Work to complete:
Extract each record and reproduce it exactly.

Data records:
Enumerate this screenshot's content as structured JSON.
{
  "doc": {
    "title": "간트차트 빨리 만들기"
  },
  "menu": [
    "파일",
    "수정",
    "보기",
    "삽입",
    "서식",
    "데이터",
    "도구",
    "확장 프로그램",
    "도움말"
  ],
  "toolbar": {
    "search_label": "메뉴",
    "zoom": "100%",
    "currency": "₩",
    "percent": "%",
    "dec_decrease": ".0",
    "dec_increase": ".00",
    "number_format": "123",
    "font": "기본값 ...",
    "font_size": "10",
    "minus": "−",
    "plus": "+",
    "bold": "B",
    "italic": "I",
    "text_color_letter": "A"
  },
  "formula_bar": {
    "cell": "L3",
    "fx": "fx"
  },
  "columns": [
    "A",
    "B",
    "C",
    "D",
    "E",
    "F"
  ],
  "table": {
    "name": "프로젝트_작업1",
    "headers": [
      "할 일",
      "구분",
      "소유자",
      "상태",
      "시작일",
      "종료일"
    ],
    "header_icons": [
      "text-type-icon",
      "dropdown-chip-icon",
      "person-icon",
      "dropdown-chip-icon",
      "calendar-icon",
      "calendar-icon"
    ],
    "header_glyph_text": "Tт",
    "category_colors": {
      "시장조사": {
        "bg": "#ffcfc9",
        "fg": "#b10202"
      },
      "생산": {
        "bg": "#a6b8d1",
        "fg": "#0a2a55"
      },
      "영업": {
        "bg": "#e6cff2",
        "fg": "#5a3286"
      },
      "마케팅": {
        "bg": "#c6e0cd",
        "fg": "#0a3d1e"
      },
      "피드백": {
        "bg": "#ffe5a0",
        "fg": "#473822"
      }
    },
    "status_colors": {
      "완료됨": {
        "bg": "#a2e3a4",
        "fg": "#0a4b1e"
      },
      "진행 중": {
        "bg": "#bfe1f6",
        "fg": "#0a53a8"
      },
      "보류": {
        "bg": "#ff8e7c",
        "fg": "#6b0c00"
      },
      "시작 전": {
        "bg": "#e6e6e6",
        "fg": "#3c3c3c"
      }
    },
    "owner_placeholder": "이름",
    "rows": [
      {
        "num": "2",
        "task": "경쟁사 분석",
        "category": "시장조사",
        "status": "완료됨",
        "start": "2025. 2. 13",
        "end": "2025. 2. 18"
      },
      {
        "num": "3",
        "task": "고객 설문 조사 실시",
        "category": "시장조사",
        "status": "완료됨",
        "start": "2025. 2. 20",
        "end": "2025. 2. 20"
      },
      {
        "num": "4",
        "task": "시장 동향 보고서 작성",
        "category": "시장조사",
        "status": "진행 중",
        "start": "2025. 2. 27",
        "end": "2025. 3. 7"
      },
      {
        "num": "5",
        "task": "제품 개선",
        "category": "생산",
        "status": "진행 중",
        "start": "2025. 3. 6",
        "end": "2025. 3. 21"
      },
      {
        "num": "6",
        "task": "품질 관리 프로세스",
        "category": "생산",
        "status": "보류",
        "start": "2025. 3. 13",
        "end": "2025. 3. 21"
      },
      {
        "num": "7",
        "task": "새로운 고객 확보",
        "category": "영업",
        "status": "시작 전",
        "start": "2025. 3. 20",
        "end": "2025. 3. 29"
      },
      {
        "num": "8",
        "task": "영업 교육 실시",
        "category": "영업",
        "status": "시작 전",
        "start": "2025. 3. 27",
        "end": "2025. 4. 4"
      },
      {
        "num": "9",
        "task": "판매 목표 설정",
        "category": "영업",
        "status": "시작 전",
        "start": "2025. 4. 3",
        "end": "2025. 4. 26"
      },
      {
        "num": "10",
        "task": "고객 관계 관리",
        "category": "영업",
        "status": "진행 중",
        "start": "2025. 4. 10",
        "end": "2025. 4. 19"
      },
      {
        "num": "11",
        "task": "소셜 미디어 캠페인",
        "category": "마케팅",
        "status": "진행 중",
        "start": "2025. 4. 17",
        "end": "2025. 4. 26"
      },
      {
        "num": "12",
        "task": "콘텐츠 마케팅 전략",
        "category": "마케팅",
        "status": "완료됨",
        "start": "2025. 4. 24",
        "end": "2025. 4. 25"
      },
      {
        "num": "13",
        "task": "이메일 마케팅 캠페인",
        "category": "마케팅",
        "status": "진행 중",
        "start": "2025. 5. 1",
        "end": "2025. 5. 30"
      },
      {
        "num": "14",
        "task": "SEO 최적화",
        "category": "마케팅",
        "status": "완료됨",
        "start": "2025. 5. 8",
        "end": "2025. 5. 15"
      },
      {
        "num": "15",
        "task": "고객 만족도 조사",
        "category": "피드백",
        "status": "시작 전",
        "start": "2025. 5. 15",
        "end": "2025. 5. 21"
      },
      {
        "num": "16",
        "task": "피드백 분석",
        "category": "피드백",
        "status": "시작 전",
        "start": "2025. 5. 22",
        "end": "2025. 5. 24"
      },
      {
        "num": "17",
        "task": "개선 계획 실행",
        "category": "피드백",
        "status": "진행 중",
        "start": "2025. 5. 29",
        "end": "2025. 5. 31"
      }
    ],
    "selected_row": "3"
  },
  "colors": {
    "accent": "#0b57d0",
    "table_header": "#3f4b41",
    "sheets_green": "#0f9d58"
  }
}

Response for this exercise:
Enumerate this screenshot's content as structured JSON.
{
  "doc": {
    "title": "간트차트 빨리 만들기"
  },
  "menu": [
    "파일",
    "수정",
    "보기",
    "삽입",
    "서식",
    "데이터",
    "도구",
    "확장 프로그램",
    "도움말"
  ],
  "toolbar": {
    "search_label": "메뉴",
    "zoom": "100%",
    "currency": "₩",
    "percent": "%",
    "dec_decrease": ".0",
    "dec_increase": ".00",
    "number_format": "123",
    "font": "기본값 ...",
    "font_size": "10",
    "minus": "−",
    "plus": "+",
    "bold": "B",
    "italic": "I",
    "text_color_letter": "A"
  },
  "formula_bar": {
    "cell": "L3",
    "fx": "fx"
  },
  "columns": [
    "A",
    "B",
    "C",
    "D",
    "E",
    "F"
  ],
  "table": {
    "name": "프로젝트_작업1",
    "headers": [
      "할 일",
      "구분",
      "소유자",
      "상태",
      "시작일",
      "종료일"
    ],
    "header_icons": [
      "text-type-icon",
      "dropdown-chip-icon",
      "person-icon",
      "dropdown-chip-icon",
      "calendar-icon",
      "calendar-icon"
    ],
    "header_glyph_text": "Tт",
    "category_colors": {
      "시장조사": {
        "bg": "#ffcfc9",
        "fg": "#b10202"
      },
      "생산": {
        "bg": "#a6b8d1",
        "fg": "#0a2a55"
      },
      "영업": {
        "bg": "#e6cff2",
        "fg": "#5a3286"
      },
      "마케팅": {
        "bg": "#c6e0cd",
        "fg": "#0a3d1e"
      },
      "피드백": {
        "bg": "#ffe5a0",
        "fg": "#473822"
      }
    },
    "status_colors": {
      "완료됨": {
        "bg": "#a2e3a4",
        "fg": "#0a4b1e"
      },
      "진행 중": {
        "bg": "#bfe1f6",
        "fg": "#0a53a8"
      },
      "보류": {
        "bg": "#ff8e7c",
        "fg": "#6b0c00"
      },
      "시작 전": {
        "bg": "#e6e6e6",
        "fg": "#3c3c3c"
      }
    },
    "owner_placeholder": "이름",
    "rows": [
      {
        "num": "2",
        "task": "경쟁사 분석",
        "category": "시장조사",
        "status": "완료됨",
        "start": "2025. 2. 13",
        "end": "2025. 2. 18"
      },
      {
        "num": "3",
        "task": "고객 설문 조사 실시",
        "category": "시장조사",
        "status": "완료됨",
        "start": "2025. 2. 20",
        "end": "2025. 2. 20"
      },
      {
        "num": "4",
        "task": "시장 동향 보고서 작성",
        "category": "시장조사",
        "status": "진행 중",
        "start": "2025. 2. 27",
        "end": "2025. 3. 7"
      },
      {
        "num": "5",
        "task": "제품 개선",
        "category": "생산",
        "status": "진행 중",
        "start": "2025. 3. 6",
        "end": "2025. 3. 21"
      },
      {
        "num": "6",
        "task": "품질 관리 프로세스",
        "category": "생산",
        "status": "보류",
        "start": "2025. 3. 13",
        "end": "2025. 3. 21"
      },
      {
        "num": "7",
        "task": "새로운 고객 확보",
        "category": "영업",
        "status": "시작 전",
        "start": "2025. 3. 20",
        "end": "2025. 3. 29"
      },
      {
        "num": "8",
        "task": "영업 교육 실시",
        "category": "영업",
        "status": "시작 전",
        "start": "2025. 3. 27",
        "end": "2025. 4. 4"
      },
      {
        "num": "9",
        "task": "판매 목표 설정",
        "category": "영업",
        "status": "시작 전",
        "start": "2025. 4. 3",
        "end": "2025. 4. 26"
      },
      {
        "num": "10",
        "task": "고객 관계 관리",
        "category": "영업",
        "status": "진행 중",
        "start": "2025. 4. 10",
        "end": "2025. 4. 19"
      },
      {
        "num": "11",
        "task": "소셜 미디어 캠페인",
        "category": "마케팅",
        "status": "진행 중",
        "start": "2025. 4. 17",
        "end": "2025. 4. 26"
      },
      {
        "num": "12",
        "task": "콘텐츠 마케팅 전략",
        "category": "마케팅",
        "status": "완료됨",
        "start": "2025. 4. 24",
        "end": "2025. 4. 25"
      },
      {
        "num": "13",
        "task": "이메일 마케팅 캠페인",
        "category": "마케팅",
        "status": "진행 중",
        "start": "2025. 5. 1",
        "end": "2025. 5. 30"
      },
      {
        "num": "14",
        "task": "SEO 최적화",
        "category": "마케팅",
        "status": "완료됨",
        "start": "2025. 5. 8",
        "end": "2025. 5. 15"
      },
      {
        "num": "15",
        "task": "고객 만족도 조사",
        "category": "피드백",
        "status": "시작 전",
        "start": "2025. 5. 15",
        "end": "2025. 5. 21"
      },
      {
        "num": "16",
        "task": "피드백 분석",
        "category": "피드백",
        "status": "시작 전",
        "start": "2025. 5. 22",
        "end": "2025. 5. 24"
      },
      {
        "num": "17",
        "task": "개선 계획 실행",
        "category": "피드백",
        "status": "진행 중",
        "start": "2025. 5. 29",
        "end": "2025. 5. 31"
      }
    ],
    "selected_row": "3"
  },
  "colors": {
    "accent": "#0b57d0",
    "table_header": "#3f4b41",
    "sheets_green": "#0f9d58"
  }
}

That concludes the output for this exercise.